- **Dataset excerpts**
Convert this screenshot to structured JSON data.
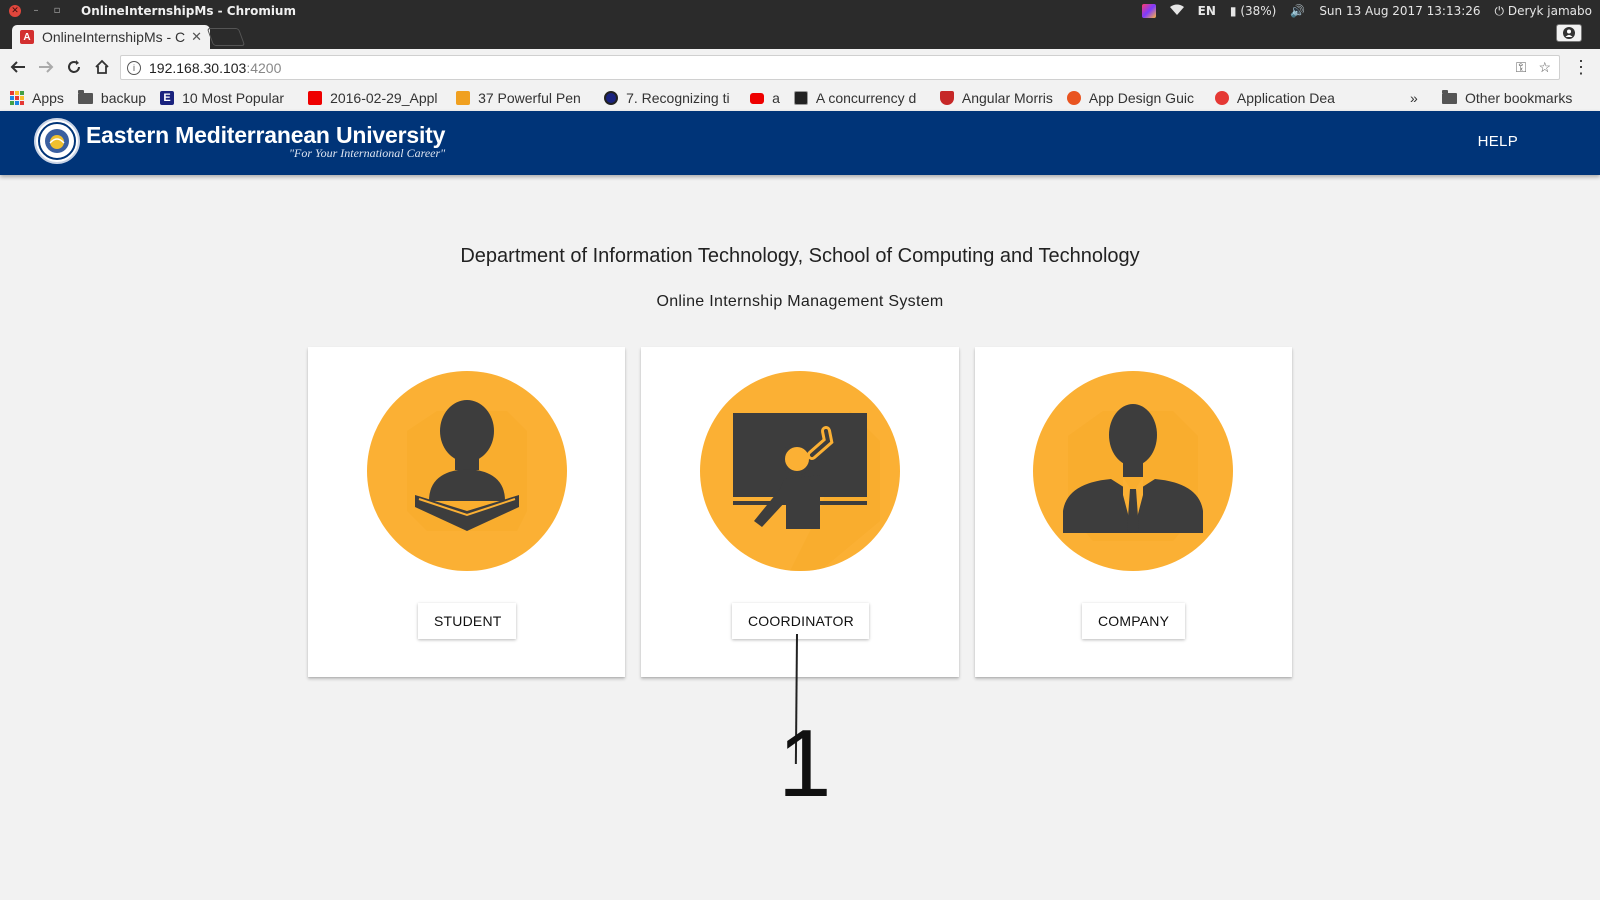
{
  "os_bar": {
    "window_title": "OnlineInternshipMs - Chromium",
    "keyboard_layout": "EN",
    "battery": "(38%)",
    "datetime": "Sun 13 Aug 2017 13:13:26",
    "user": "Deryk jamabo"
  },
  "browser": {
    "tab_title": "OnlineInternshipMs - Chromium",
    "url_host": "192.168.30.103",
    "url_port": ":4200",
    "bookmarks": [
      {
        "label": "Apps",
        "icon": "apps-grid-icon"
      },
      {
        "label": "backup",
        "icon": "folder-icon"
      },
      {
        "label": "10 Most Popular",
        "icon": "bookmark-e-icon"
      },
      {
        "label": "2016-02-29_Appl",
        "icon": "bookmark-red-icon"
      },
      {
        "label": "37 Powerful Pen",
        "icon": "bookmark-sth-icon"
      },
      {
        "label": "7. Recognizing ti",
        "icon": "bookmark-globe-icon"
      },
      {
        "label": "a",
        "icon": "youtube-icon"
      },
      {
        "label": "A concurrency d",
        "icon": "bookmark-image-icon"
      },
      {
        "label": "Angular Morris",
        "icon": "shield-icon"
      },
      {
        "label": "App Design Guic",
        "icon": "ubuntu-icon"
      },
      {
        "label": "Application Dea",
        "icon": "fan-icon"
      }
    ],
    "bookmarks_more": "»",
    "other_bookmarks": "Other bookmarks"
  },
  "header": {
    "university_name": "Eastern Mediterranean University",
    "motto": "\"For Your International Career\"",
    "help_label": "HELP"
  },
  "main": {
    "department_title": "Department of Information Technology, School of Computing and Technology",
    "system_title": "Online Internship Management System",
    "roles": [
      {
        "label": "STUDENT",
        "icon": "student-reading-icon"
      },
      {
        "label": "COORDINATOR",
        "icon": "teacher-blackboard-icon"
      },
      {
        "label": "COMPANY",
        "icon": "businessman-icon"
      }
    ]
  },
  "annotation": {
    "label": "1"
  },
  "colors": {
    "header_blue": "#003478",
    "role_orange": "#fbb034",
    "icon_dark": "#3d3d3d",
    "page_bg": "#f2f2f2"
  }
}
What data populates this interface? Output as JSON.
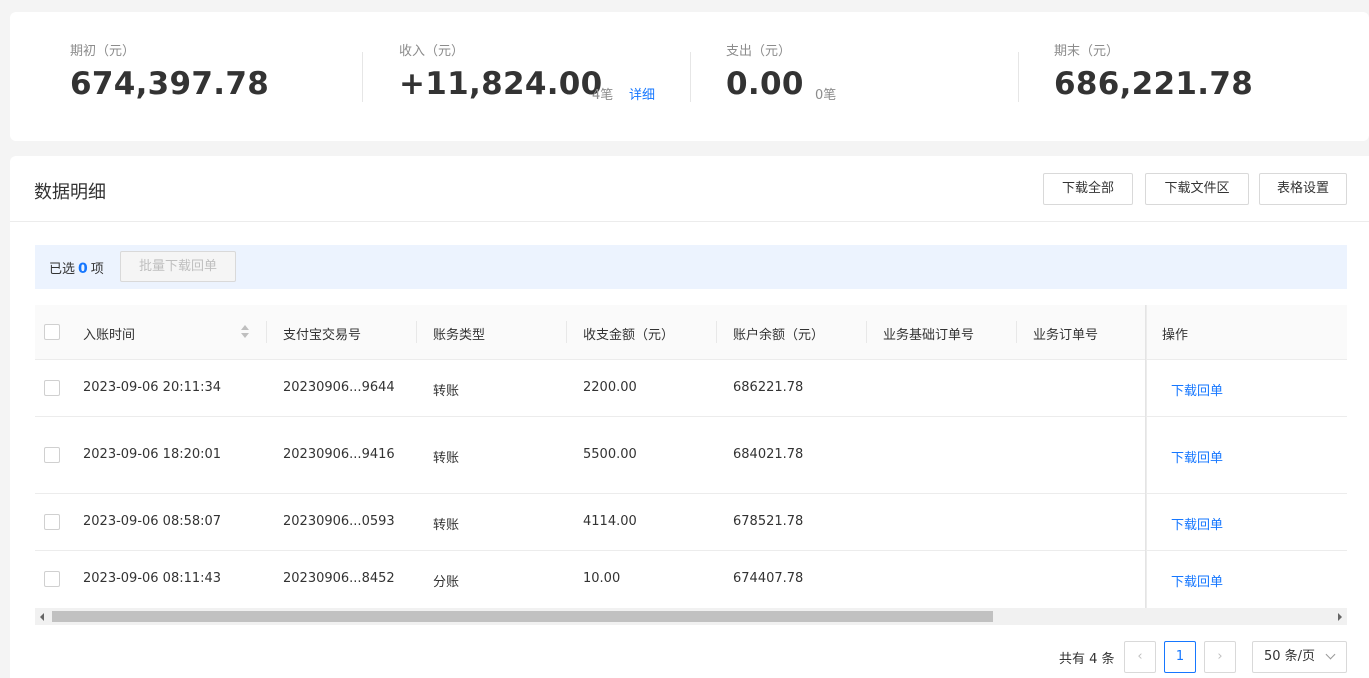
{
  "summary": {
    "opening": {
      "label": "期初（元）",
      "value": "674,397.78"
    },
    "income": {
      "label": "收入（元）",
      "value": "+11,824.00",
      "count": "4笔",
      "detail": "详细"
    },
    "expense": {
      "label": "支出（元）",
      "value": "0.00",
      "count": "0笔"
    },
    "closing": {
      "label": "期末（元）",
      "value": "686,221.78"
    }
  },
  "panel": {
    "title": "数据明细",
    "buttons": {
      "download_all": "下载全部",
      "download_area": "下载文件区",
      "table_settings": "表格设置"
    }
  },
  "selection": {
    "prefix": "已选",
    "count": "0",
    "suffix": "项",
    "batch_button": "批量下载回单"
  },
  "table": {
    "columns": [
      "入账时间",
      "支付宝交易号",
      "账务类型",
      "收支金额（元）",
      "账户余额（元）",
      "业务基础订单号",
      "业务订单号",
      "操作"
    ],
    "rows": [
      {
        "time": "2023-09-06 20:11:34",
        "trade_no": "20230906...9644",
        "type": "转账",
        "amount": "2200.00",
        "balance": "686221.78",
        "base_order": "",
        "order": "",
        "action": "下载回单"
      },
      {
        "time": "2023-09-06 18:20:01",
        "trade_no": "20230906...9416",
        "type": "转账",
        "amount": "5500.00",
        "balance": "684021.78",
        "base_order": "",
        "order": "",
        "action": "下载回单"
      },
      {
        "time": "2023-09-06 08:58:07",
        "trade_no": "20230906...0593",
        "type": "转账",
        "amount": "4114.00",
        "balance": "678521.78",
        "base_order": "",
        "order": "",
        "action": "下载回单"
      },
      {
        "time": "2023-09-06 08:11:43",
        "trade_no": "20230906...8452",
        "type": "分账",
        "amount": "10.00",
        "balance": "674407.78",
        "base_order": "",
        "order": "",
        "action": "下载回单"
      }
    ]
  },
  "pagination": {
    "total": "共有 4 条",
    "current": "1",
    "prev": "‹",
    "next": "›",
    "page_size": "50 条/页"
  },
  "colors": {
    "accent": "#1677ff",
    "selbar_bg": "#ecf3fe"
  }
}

- **SET TASK**
The records above must be transcribed exactly. Pictures are left out of the copy.

- **ANSWER TO THIS PROBLEM**
Convert this screenshot to structured JSON data.
{
  "os_bar": {
    "window_title": "OnlineInternshipMs - Chromium",
    "keyboard_layout": "EN",
    "battery": "(38%)",
    "datetime": "Sun 13 Aug 2017 13:13:26",
    "user": "Deryk jamabo"
  },
  "browser": {
    "tab_title": "OnlineInternshipMs - Chromium",
    "url_host": "192.168.30.103",
    "url_port": ":4200",
    "bookmarks": [
      {
        "label": "Apps",
        "icon": "apps-grid-icon"
      },
      {
        "label": "backup",
        "icon": "folder-icon"
      },
      {
        "label": "10 Most Popular",
        "icon": "bookmark-e-icon"
      },
      {
        "label": "2016-02-29_Appl",
        "icon": "bookmark-red-icon"
      },
      {
        "label": "37 Powerful Pen",
        "icon": "bookmark-sth-icon"
      },
      {
        "label": "7. Recognizing ti",
        "icon": "bookmark-globe-icon"
      },
      {
        "label": "a",
        "icon": "youtube-icon"
      },
      {
        "label": "A concurrency d",
        "icon": "bookmark-image-icon"
      },
      {
        "label": "Angular Morris",
        "icon": "shield-icon"
      },
      {
        "label": "App Design Guic",
        "icon": "ubuntu-icon"
      },
      {
        "label": "Application Dea",
        "icon": "fan-icon"
      }
    ],
    "bookmarks_more": "»",
    "other_bookmarks": "Other bookmarks"
  },
  "header": {
    "university_name": "Eastern Mediterranean University",
    "motto": "\"For Your International Career\"",
    "help_label": "HELP"
  },
  "main": {
    "department_title": "Department of Information Technology, School of Computing and Technology",
    "system_title": "Online Internship Management System",
    "roles": [
      {
        "label": "STUDENT",
        "icon": "student-reading-icon"
      },
      {
        "label": "COORDINATOR",
        "icon": "teacher-blackboard-icon"
      },
      {
        "label": "COMPANY",
        "icon": "businessman-icon"
      }
    ]
  },
  "annotation": {
    "label": "1"
  },
  "colors": {
    "header_blue": "#003478",
    "role_orange": "#fbb034",
    "icon_dark": "#3d3d3d",
    "page_bg": "#f2f2f2"
  }
}
What data populates this interface? Output as JSON.
{
  "summary": {
    "opening": {
      "label": "期初（元）",
      "value": "674,397.78"
    },
    "income": {
      "label": "收入（元）",
      "value": "+11,824.00",
      "count": "4笔",
      "detail": "详细"
    },
    "expense": {
      "label": "支出（元）",
      "value": "0.00",
      "count": "0笔"
    },
    "closing": {
      "label": "期末（元）",
      "value": "686,221.78"
    }
  },
  "panel": {
    "title": "数据明细",
    "buttons": {
      "download_all": "下载全部",
      "download_area": "下载文件区",
      "table_settings": "表格设置"
    }
  },
  "selection": {
    "prefix": "已选",
    "count": "0",
    "suffix": "项",
    "batch_button": "批量下载回单"
  },
  "table": {
    "columns": [
      "入账时间",
      "支付宝交易号",
      "账务类型",
      "收支金额（元）",
      "账户余额（元）",
      "业务基础订单号",
      "业务订单号",
      "操作"
    ],
    "rows": [
      {
        "time": "2023-09-06 20:11:34",
        "trade_no": "20230906...9644",
        "type": "转账",
        "amount": "2200.00",
        "balance": "686221.78",
        "base_order": "",
        "order": "",
        "action": "下载回单"
      },
      {
        "time": "2023-09-06 18:20:01",
        "trade_no": "20230906...9416",
        "type": "转账",
        "amount": "5500.00",
        "balance": "684021.78",
        "base_order": "",
        "order": "",
        "action": "下载回单"
      },
      {
        "time": "2023-09-06 08:58:07",
        "trade_no": "20230906...0593",
        "type": "转账",
        "amount": "4114.00",
        "balance": "678521.78",
        "base_order": "",
        "order": "",
        "action": "下载回单"
      },
      {
        "time": "2023-09-06 08:11:43",
        "trade_no": "20230906...8452",
        "type": "分账",
        "amount": "10.00",
        "balance": "674407.78",
        "base_order": "",
        "order": "",
        "action": "下载回单"
      }
    ]
  },
  "pagination": {
    "total": "共有 4 条",
    "current": "1",
    "prev": "‹",
    "next": "›",
    "page_size": "50 条/页"
  },
  "colors": {
    "accent": "#1677ff",
    "selbar_bg": "#ecf3fe"
  }
}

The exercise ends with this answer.